THE EXERCISE. Transcribe all the records exactly and omit any images they hold.

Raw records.
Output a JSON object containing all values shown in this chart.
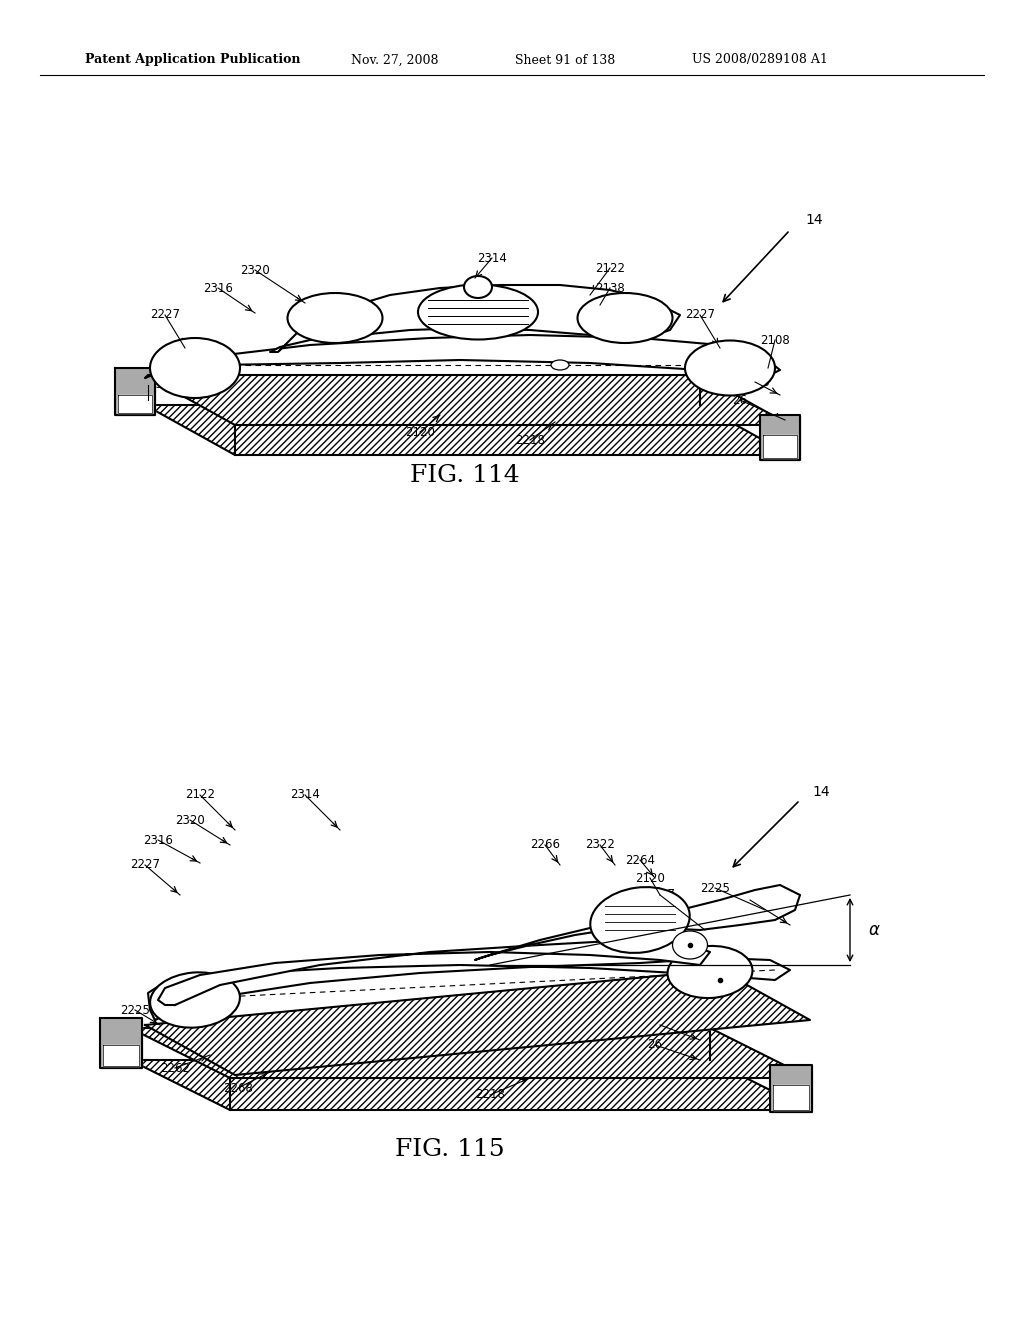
{
  "background_color": "#ffffff",
  "header_text": "Patent Application Publication",
  "header_date": "Nov. 27, 2008",
  "header_sheet": "Sheet 91 of 138",
  "header_patent": "US 2008/0289108 A1",
  "fig114_caption": "FIG. 114",
  "fig115_caption": "FIG. 115",
  "line_color": "#000000",
  "text_color": "#000000"
}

FINISHED TASK.
Output a JSON object containing all values shown in this chart.
{
  "background_color": "#ffffff",
  "header_text": "Patent Application Publication",
  "header_date": "Nov. 27, 2008",
  "header_sheet": "Sheet 91 of 138",
  "header_patent": "US 2008/0289108 A1",
  "fig114_caption": "FIG. 114",
  "fig115_caption": "FIG. 115",
  "line_color": "#000000",
  "text_color": "#000000"
}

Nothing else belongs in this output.